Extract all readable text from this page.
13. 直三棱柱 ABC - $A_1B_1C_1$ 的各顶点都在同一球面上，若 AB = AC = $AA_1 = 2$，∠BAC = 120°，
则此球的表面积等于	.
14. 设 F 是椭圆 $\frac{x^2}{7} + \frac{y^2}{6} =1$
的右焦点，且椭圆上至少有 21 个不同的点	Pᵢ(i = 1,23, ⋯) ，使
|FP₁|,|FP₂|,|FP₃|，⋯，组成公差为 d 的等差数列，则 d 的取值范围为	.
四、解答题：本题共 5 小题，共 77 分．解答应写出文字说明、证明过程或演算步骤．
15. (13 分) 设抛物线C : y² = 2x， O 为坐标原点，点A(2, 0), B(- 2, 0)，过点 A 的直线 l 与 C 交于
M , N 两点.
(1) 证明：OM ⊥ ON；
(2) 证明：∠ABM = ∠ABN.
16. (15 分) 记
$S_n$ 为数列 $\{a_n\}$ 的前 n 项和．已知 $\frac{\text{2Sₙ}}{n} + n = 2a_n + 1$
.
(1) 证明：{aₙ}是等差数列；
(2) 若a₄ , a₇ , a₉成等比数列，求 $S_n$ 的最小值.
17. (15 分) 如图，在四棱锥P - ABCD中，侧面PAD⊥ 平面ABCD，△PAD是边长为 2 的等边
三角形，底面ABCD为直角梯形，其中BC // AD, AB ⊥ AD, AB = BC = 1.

------------------------------------------------

» THE EXERCISE: Reproduce the data shown above exactly.

» ANSWER:
Extract all readable text from this page.
13. 直三棱柱 ABC - $A_1B_1C_1$ 的各顶点都在同一球面上，若 AB = AC = $AA_1 = 2$，∠BAC = 120°，
则此球的表面积等于	.
14. 设 F 是椭圆 $\frac{x^2}{7} + \frac{y^2}{6} =1$
的右焦点，且椭圆上至少有 21 个不同的点	Pᵢ(i = 1,23, ⋯) ，使
|FP₁|,|FP₂|,|FP₃|，⋯，组成公差为 d 的等差数列，则 d 的取值范围为	.
四、解答题：本题共 5 小题，共 77 分．解答应写出文字说明、证明过程或演算步骤．
15. (13 分) 设抛物线C : y² = 2x， O 为坐标原点，点A(2, 0), B(- 2, 0)，过点 A 的直线 l 与 C 交于
M , N 两点.
(1) 证明：OM ⊥ ON；
(2) 证明：∠ABM = ∠ABN.
16. (15 分) 记
$S_n$ 为数列 $\{a_n\}$ 的前 n 项和．已知 $\frac{\text{2Sₙ}}{n} + n = 2a_n + 1$
.
(1) 证明：{aₙ}是等差数列；
(2) 若a₄ , a₇ , a₉成等比数列，求 $S_n$ 的最小值.
17. (15 分) 如图，在四棱锥P - ABCD中，侧面PAD⊥ 平面ABCD，△PAD是边长为 2 的等边
三角形，底面ABCD为直角梯形，其中BC // AD, AB ⊥ AD, AB = BC = 1.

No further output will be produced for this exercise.